What needs to be done: Extract every entry word for word.

Recorded data:
==*==
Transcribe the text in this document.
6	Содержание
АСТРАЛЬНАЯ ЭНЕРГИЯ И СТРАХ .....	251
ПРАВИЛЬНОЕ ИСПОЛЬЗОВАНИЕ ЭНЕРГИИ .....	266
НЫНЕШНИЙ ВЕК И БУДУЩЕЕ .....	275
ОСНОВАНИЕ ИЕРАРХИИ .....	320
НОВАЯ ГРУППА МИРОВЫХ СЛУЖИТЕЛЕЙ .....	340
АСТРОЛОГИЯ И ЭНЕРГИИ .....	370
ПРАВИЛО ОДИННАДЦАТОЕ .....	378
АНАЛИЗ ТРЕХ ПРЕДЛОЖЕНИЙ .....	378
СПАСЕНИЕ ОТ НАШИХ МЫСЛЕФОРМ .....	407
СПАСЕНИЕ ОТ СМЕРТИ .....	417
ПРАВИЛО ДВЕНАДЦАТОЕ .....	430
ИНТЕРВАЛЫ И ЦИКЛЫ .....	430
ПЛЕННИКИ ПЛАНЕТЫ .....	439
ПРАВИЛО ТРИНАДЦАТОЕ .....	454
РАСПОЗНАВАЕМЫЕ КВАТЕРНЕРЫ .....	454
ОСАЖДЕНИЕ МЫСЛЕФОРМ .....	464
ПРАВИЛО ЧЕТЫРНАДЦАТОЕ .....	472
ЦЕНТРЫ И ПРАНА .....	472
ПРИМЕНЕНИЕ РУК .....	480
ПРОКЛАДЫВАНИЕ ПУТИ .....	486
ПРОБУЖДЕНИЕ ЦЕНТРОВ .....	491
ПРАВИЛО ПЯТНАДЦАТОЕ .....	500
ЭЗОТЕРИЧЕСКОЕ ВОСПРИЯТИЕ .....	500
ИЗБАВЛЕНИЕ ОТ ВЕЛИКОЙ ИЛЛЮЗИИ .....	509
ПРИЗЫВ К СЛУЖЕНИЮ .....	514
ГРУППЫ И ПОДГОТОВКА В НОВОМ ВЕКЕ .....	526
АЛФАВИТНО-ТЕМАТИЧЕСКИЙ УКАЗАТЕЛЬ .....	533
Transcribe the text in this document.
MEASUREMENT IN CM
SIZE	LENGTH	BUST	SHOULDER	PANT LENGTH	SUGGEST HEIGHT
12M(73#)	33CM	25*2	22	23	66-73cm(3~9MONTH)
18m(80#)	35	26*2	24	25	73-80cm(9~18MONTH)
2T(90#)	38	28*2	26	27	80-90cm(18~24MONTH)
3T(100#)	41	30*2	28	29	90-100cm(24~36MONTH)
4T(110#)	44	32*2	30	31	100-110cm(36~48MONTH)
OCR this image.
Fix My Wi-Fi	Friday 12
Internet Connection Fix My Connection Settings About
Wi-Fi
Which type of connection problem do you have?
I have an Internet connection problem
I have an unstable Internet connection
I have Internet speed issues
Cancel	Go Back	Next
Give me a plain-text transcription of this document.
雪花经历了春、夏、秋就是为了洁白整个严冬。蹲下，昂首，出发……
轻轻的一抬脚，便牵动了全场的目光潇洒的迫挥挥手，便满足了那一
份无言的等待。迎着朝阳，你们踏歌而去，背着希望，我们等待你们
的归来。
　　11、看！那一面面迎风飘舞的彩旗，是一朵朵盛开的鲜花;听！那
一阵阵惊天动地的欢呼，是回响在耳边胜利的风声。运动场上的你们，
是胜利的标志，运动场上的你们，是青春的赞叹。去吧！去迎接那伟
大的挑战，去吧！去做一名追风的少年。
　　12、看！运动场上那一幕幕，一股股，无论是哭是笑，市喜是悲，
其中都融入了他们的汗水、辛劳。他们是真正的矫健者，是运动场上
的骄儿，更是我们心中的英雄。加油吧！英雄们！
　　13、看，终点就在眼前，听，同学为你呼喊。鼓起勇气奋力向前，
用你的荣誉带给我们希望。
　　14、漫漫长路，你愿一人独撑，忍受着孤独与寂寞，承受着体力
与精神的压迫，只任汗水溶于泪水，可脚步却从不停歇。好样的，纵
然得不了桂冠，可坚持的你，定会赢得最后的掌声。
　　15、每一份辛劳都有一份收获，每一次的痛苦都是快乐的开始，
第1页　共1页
==*==
Reply to the task:
Transcribe the text in this document.
6	Содержание
АСТРАЛЬНАЯ ЭНЕРГИЯ И СТРАХ .....	251
ПРАВИЛЬНОЕ ИСПОЛЬЗОВАНИЕ ЭНЕРГИИ .....	266
НЫНЕШНИЙ ВЕК И БУДУЩЕЕ .....	275
ОСНОВАНИЕ ИЕРАРХИИ .....	320
НОВАЯ ГРУППА МИРОВЫХ СЛУЖИТЕЛЕЙ .....	340
АСТРОЛОГИЯ И ЭНЕРГИИ .....	370
ПРАВИЛО ОДИННАДЦАТОЕ .....	378
АНАЛИЗ ТРЕХ ПРЕДЛОЖЕНИЙ .....	378
СПАСЕНИЕ ОТ НАШИХ МЫСЛЕФОРМ .....	407
СПАСЕНИЕ ОТ СМЕРТИ .....	417
ПРАВИЛО ДВЕНАДЦАТОЕ .....	430
ИНТЕРВАЛЫ И ЦИКЛЫ .....	430
ПЛЕННИКИ ПЛАНЕТЫ .....	439
ПРАВИЛО ТРИНАДЦАТОЕ .....	454
РАСПОЗНАВАЕМЫЕ КВАТЕРНЕРЫ .....	454
ОСАЖДЕНИЕ МЫСЛЕФОРМ .....	464
ПРАВИЛО ЧЕТЫРНАДЦАТОЕ .....	472
ЦЕНТРЫ И ПРАНА .....	472
ПРИМЕНЕНИЕ РУК .....	480
ПРОКЛАДЫВАНИЕ ПУТИ .....	486
ПРОБУЖДЕНИЕ ЦЕНТРОВ .....	491
ПРАВИЛО ПЯТНАДЦАТОЕ .....	500
ЭЗОТЕРИЧЕСКОЕ ВОСПРИЯТИЕ .....	500
ИЗБАВЛЕНИЕ ОТ ВЕЛИКОЙ ИЛЛЮЗИИ .....	509
ПРИЗЫВ К СЛУЖЕНИЮ .....	514
ГРУППЫ И ПОДГОТОВКА В НОВОМ ВЕКЕ .....	526
АЛФАВИТНО-ТЕМАТИЧЕСКИЙ УКАЗАТЕЛЬ .....	533
Transcribe the text in this document.
MEASUREMENT IN CM
SIZE	LENGTH	BUST	SHOULDER	PANT LENGTH	SUGGEST HEIGHT
12M(73#)	33CM	25*2	22	23	66-73cm(3~9MONTH)
18m(80#)	35	26*2	24	25	73-80cm(9~18MONTH)
2T(90#)	38	28*2	26	27	80-90cm(18~24MONTH)
3T(100#)	41	30*2	28	29	90-100cm(24~36MONTH)
4T(110#)	44	32*2	30	31	100-110cm(36~48MONTH)
OCR this image.
Fix My Wi-Fi	Friday 12
Internet Connection Fix My Connection Settings About
Wi-Fi
Which type of connection problem do you have?
I have an Internet connection problem
I have an unstable Internet connection
I have Internet speed issues
Cancel	Go Back	Next
Give me a plain-text transcription of this document.
雪花经历了春、夏、秋就是为了洁白整个严冬。蹲下，昂首，出发……
轻轻的一抬脚，便牵动了全场的目光潇洒的迫挥挥手，便满足了那一
份无言的等待。迎着朝阳，你们踏歌而去，背着希望，我们等待你们
的归来。
　　11、看！那一面面迎风飘舞的彩旗，是一朵朵盛开的鲜花;听！那
一阵阵惊天动地的欢呼，是回响在耳边胜利的风声。运动场上的你们，
是胜利的标志，运动场上的你们，是青春的赞叹。去吧！去迎接那伟
大的挑战，去吧！去做一名追风的少年。
　　12、看！运动场上那一幕幕，一股股，无论是哭是笑，市喜是悲，
其中都融入了他们的汗水、辛劳。他们是真正的矫健者，是运动场上
的骄儿，更是我们心中的英雄。加油吧！英雄们！
　　13、看，终点就在眼前，听，同学为你呼喊。鼓起勇气奋力向前，
用你的荣誉带给我们希望。
　　14、漫漫长路，你愿一人独撑，忍受着孤独与寂寞，承受着体力
与精神的压迫，只任汗水溶于泪水，可脚步却从不停歇。好样的，纵
然得不了桂冠，可坚持的你，定会赢得最后的掌声。
　　15、每一份辛劳都有一份收获，每一次的痛苦都是快乐的开始，
第1页　共1页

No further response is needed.